**Data excerpts:**
------------------------------------------------

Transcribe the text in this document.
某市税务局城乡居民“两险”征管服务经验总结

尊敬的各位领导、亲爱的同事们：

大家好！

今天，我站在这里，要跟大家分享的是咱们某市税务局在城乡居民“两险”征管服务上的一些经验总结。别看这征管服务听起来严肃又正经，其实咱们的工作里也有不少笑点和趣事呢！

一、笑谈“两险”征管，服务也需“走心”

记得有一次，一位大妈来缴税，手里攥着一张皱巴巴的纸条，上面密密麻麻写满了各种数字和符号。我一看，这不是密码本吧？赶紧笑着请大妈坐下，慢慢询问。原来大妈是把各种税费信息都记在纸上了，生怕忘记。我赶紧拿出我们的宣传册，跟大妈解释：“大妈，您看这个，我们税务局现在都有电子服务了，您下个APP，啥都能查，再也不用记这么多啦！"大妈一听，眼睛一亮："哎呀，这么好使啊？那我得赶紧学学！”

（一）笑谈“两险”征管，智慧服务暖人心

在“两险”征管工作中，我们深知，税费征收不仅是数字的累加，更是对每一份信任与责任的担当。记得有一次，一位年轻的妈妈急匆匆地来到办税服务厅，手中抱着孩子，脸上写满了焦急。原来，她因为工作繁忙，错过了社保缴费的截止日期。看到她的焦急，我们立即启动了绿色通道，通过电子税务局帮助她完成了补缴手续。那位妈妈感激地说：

------------------------------------------------

**The task:**
In the lines above, locate the string "记得有一次". Copy every line where it occurs.

**Exercise solution:**
记得有一次，一位大妈来缴税，手里攥着一张皱巴巴的纸条，上面密密麻麻写满了各种数字和符号。我一看，这不是密码本吧？赶紧笑着请大妈坐下，慢慢询问。原来大妈是把各种税费信息都记在纸上了，生怕忘记。我赶紧拿出我们的宣传册，跟大妈解释：“大妈，您看这个，我们税务局现在都有电子服务了，您下个APP，啥都能查，再也不用记这么多啦！"大妈一听，眼睛一亮："哎呀，这么好使啊？那我得赶紧学学！”
在“两险”征管工作中，我们深知，税费征收不仅是数字的累加，更是对每一份信任与责任的担当。记得有一次，一位年轻的妈妈急匆匆地来到办税服务厅，手中抱着孩子，脸上写满了焦急。原来，她因为工作繁忙，错过了社保缴费的截止日期。看到她的焦急，我们立即启动了绿色通道，通过电子税务局帮助她完成了补缴手续。那位妈妈感激地说：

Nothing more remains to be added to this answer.